INSTRUCTIONS TO FOLLOW ▸ Output the data below in full, byte for byte. Nothing may differ.

-- TASK MATERIAL start --

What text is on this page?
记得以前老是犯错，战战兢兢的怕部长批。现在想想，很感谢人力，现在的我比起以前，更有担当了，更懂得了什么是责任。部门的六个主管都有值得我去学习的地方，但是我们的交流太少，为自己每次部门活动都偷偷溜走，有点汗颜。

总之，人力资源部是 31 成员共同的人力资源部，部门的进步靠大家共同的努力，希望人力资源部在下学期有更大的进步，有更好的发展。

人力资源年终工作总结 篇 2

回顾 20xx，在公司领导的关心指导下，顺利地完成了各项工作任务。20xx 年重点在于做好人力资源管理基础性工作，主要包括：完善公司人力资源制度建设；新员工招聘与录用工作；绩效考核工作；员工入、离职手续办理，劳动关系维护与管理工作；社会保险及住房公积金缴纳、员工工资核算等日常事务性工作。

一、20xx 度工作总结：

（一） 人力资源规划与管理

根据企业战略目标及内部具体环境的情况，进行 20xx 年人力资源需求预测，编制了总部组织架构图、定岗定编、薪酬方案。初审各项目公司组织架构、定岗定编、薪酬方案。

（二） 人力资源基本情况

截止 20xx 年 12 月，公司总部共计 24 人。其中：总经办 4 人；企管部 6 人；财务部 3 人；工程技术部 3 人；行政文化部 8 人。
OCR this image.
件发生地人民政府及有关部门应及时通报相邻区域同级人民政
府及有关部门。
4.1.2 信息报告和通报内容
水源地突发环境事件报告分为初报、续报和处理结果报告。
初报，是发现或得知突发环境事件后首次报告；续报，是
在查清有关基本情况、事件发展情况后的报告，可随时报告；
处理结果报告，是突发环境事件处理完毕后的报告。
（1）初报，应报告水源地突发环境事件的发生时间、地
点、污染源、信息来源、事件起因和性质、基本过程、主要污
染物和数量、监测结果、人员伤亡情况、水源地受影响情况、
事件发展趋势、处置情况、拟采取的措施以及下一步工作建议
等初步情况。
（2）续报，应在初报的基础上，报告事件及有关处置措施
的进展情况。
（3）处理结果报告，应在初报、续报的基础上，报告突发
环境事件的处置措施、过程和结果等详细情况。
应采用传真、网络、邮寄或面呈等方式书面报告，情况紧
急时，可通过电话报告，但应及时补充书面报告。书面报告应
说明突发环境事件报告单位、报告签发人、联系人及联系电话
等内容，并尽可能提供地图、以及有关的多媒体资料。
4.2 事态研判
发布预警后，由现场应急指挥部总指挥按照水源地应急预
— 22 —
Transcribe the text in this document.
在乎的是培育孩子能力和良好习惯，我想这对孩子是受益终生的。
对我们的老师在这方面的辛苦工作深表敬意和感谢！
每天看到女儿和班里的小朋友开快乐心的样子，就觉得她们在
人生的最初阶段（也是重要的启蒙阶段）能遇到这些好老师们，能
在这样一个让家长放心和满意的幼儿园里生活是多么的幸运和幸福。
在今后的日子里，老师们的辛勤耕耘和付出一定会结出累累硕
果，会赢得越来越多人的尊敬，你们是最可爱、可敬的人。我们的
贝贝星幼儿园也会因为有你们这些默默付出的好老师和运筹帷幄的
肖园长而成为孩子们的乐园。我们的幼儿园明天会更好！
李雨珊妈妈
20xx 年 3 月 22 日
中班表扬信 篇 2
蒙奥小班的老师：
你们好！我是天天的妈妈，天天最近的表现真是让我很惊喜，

-- TASK MATERIAL end --

FINISHED EXERCISE ▸
What text is on this page?
记得以前老是犯错，战战兢兢的怕部长批。现在想想，很感谢人力，现在的我比起以前，更有担当了，更懂得了什么是责任。部门的六个主管都有值得我去学习的地方，但是我们的交流太少，为自己每次部门活动都偷偷溜走，有点汗颜。

总之，人力资源部是 31 成员共同的人力资源部，部门的进步靠大家共同的努力，希望人力资源部在下学期有更大的进步，有更好的发展。

人力资源年终工作总结 篇 2

回顾 20xx，在公司领导的关心指导下，顺利地完成了各项工作任务。20xx 年重点在于做好人力资源管理基础性工作，主要包括：完善公司人力资源制度建设；新员工招聘与录用工作；绩效考核工作；员工入、离职手续办理，劳动关系维护与管理工作；社会保险及住房公积金缴纳、员工工资核算等日常事务性工作。

一、20xx 度工作总结：

（一） 人力资源规划与管理

根据企业战略目标及内部具体环境的情况，进行 20xx 年人力资源需求预测，编制了总部组织架构图、定岗定编、薪酬方案。初审各项目公司组织架构、定岗定编、薪酬方案。

（二） 人力资源基本情况

截止 20xx 年 12 月，公司总部共计 24 人。其中：总经办 4 人；企管部 6 人；财务部 3 人；工程技术部 3 人；行政文化部 8 人。
OCR this image.
件发生地人民政府及有关部门应及时通报相邻区域同级人民政
府及有关部门。
4.1.2 信息报告和通报内容
水源地突发环境事件报告分为初报、续报和处理结果报告。
初报，是发现或得知突发环境事件后首次报告；续报，是
在查清有关基本情况、事件发展情况后的报告，可随时报告；
处理结果报告，是突发环境事件处理完毕后的报告。
（1）初报，应报告水源地突发环境事件的发生时间、地
点、污染源、信息来源、事件起因和性质、基本过程、主要污
染物和数量、监测结果、人员伤亡情况、水源地受影响情况、
事件发展趋势、处置情况、拟采取的措施以及下一步工作建议
等初步情况。
（2）续报，应在初报的基础上，报告事件及有关处置措施
的进展情况。
（3）处理结果报告，应在初报、续报的基础上，报告突发
环境事件的处置措施、过程和结果等详细情况。
应采用传真、网络、邮寄或面呈等方式书面报告，情况紧
急时，可通过电话报告，但应及时补充书面报告。书面报告应
说明突发环境事件报告单位、报告签发人、联系人及联系电话
等内容，并尽可能提供地图、以及有关的多媒体资料。
4.2 事态研判
发布预警后，由现场应急指挥部总指挥按照水源地应急预
— 22 —
Transcribe the text in this document.
在乎的是培育孩子能力和良好习惯，我想这对孩子是受益终生的。
对我们的老师在这方面的辛苦工作深表敬意和感谢！
每天看到女儿和班里的小朋友开快乐心的样子，就觉得她们在
人生的最初阶段（也是重要的启蒙阶段）能遇到这些好老师们，能
在这样一个让家长放心和满意的幼儿园里生活是多么的幸运和幸福。
在今后的日子里，老师们的辛勤耕耘和付出一定会结出累累硕
果，会赢得越来越多人的尊敬，你们是最可爱、可敬的人。我们的
贝贝星幼儿园也会因为有你们这些默默付出的好老师和运筹帷幄的
肖园长而成为孩子们的乐园。我们的幼儿园明天会更好！
李雨珊妈妈
20xx 年 3 月 22 日
中班表扬信 篇 2
蒙奥小班的老师：
你们好！我是天天的妈妈，天天最近的表现真是让我很惊喜，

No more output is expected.